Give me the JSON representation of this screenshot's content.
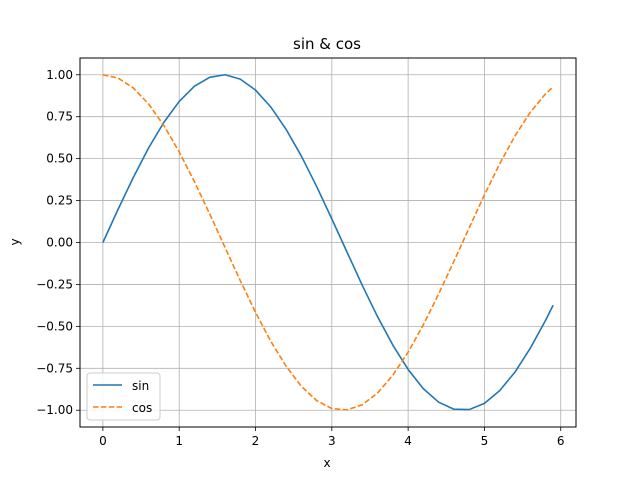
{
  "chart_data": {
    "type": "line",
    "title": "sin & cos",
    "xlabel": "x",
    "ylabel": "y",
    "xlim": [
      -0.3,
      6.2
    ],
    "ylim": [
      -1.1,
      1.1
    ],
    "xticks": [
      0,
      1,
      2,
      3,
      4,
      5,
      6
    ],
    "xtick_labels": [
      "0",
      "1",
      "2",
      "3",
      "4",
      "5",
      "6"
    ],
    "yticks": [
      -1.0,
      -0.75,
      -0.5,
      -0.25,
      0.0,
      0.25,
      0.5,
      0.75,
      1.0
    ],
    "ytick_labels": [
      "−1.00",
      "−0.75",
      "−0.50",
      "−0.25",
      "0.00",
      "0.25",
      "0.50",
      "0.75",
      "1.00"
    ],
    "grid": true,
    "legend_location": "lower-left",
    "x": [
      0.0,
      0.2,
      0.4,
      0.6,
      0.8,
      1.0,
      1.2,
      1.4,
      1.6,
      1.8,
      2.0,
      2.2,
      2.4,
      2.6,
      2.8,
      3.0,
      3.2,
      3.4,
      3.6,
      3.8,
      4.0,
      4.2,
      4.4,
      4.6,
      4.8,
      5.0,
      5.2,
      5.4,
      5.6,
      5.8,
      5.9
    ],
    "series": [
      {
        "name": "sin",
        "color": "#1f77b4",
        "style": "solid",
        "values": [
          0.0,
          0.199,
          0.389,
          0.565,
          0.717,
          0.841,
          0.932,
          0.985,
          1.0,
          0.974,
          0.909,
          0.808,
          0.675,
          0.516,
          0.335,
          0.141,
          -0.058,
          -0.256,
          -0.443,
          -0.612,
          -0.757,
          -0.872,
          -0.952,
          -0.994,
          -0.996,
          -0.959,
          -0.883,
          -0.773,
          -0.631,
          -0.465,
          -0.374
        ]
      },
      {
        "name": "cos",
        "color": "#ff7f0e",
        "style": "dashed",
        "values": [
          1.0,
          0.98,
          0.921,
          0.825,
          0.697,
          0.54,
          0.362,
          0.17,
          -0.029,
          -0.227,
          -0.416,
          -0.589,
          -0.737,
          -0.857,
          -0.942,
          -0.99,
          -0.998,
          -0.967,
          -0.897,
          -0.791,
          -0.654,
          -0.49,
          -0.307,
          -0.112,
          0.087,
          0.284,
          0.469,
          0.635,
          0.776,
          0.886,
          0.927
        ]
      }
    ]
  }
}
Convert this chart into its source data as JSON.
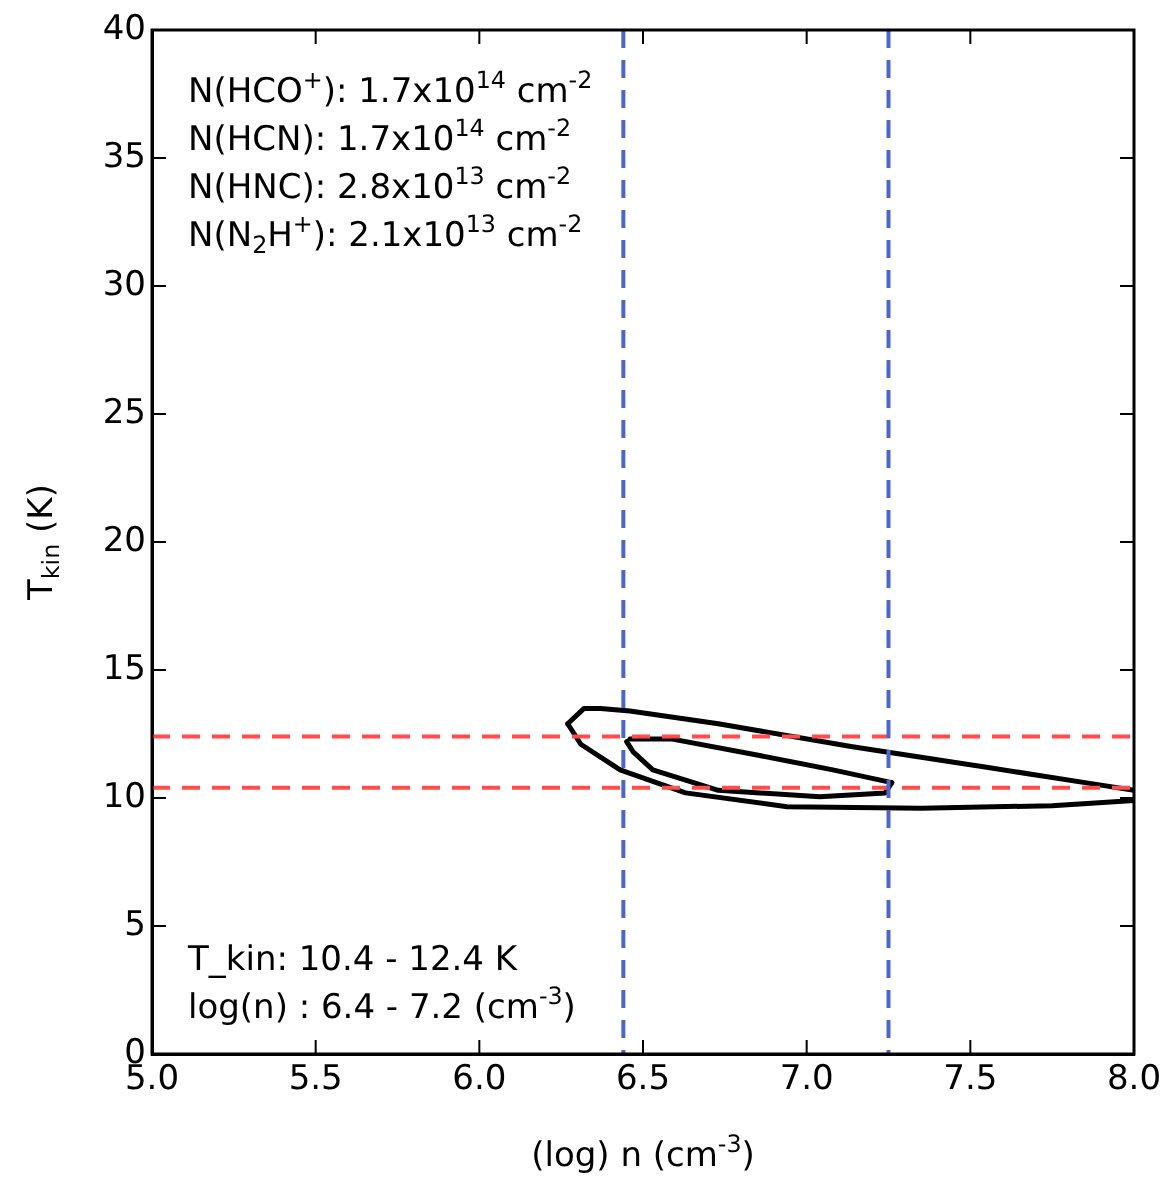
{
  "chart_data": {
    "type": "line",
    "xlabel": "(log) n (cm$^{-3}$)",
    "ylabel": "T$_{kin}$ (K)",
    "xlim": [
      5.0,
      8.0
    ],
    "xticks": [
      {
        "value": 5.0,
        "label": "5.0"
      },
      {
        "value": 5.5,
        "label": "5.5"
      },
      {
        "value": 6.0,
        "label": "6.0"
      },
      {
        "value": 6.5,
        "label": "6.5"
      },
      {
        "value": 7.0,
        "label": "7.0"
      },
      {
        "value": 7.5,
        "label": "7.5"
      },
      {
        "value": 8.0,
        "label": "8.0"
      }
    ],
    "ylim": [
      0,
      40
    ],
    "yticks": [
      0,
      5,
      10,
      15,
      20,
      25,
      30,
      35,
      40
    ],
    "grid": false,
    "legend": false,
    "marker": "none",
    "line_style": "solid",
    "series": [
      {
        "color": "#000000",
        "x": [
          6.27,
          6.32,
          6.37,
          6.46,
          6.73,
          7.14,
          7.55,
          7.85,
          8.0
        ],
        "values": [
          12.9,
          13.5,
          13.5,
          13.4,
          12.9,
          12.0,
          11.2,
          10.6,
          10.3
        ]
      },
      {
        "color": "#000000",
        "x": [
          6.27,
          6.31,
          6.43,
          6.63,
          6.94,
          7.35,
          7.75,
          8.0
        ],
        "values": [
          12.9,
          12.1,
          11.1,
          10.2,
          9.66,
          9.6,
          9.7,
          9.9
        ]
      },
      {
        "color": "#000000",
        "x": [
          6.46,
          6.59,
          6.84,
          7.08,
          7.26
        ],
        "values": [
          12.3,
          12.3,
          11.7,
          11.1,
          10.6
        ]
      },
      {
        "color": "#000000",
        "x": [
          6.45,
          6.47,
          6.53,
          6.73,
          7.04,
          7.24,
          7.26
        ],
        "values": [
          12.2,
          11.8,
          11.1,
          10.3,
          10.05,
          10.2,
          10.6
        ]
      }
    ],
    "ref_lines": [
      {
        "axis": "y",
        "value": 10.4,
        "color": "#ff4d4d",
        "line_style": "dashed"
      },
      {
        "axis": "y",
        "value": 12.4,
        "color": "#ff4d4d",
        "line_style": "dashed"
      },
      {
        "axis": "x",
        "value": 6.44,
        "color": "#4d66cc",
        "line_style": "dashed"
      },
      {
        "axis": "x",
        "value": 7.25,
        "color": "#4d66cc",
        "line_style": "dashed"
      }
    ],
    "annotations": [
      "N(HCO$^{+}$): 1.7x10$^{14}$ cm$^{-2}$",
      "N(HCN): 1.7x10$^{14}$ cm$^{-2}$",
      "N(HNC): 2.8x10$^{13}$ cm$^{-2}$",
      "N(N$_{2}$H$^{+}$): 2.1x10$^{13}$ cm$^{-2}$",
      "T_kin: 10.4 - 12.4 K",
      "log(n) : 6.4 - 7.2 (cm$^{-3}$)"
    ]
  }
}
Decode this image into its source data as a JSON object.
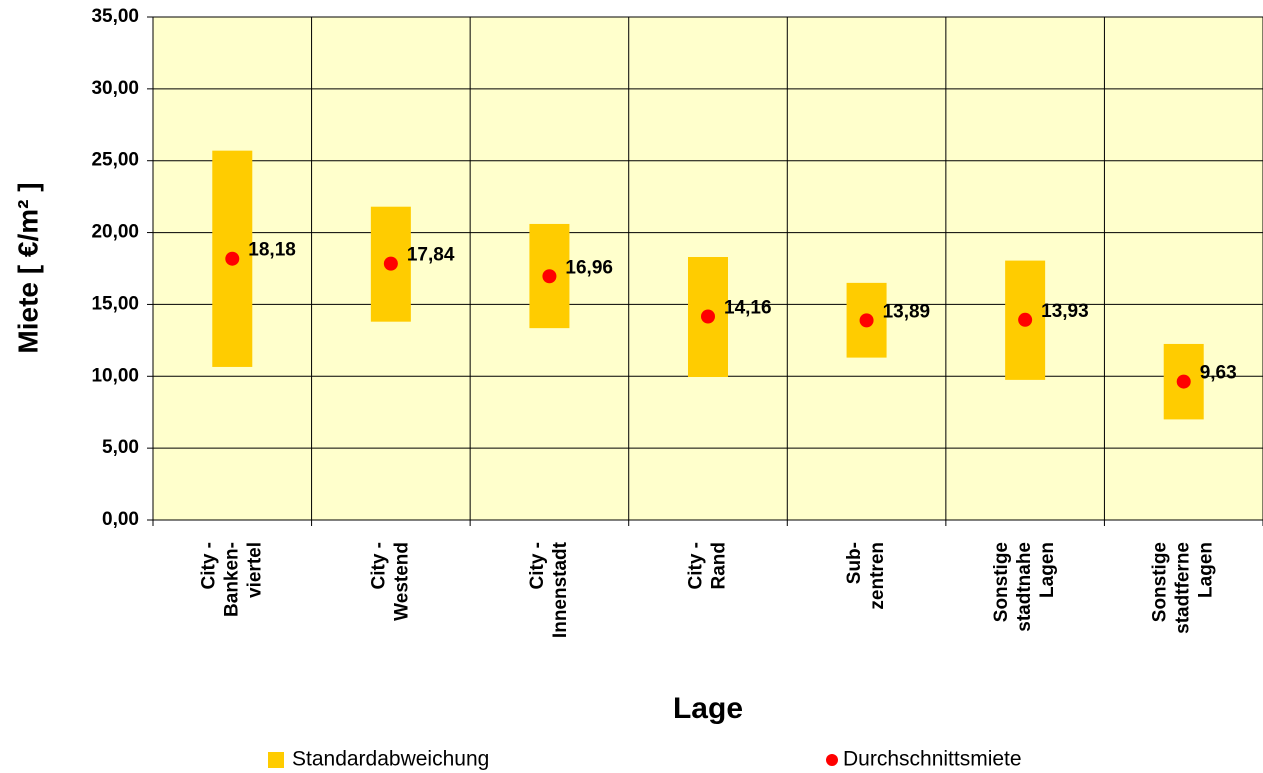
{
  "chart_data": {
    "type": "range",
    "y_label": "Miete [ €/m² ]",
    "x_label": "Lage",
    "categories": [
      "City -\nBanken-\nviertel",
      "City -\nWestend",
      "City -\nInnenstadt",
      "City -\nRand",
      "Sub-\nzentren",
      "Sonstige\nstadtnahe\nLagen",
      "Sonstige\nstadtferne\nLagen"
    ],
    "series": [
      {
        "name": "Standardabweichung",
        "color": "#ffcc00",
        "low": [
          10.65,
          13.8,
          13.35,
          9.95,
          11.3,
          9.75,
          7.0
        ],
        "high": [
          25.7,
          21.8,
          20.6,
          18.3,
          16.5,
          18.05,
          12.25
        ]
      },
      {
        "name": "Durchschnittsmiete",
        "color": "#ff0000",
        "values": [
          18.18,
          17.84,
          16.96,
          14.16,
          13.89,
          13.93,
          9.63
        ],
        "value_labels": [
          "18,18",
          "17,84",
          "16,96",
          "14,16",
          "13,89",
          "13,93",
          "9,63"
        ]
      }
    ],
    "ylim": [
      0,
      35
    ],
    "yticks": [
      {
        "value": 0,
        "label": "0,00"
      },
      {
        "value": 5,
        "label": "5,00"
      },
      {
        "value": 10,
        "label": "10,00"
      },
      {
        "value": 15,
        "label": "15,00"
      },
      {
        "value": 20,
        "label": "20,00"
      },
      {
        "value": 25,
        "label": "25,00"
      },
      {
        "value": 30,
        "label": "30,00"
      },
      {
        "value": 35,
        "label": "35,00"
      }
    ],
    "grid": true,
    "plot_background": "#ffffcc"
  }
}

------------------------------------------------------------------------

* _DIRECTION_:
Take every line above carrying "JSON" and return it.

* _OUTPUT OF THE EXERCISE_:
Give me the JSON representation of this screenshot's content.
Convert this chart into its source data as JSON.
Decode this image into its source data as a JSON object.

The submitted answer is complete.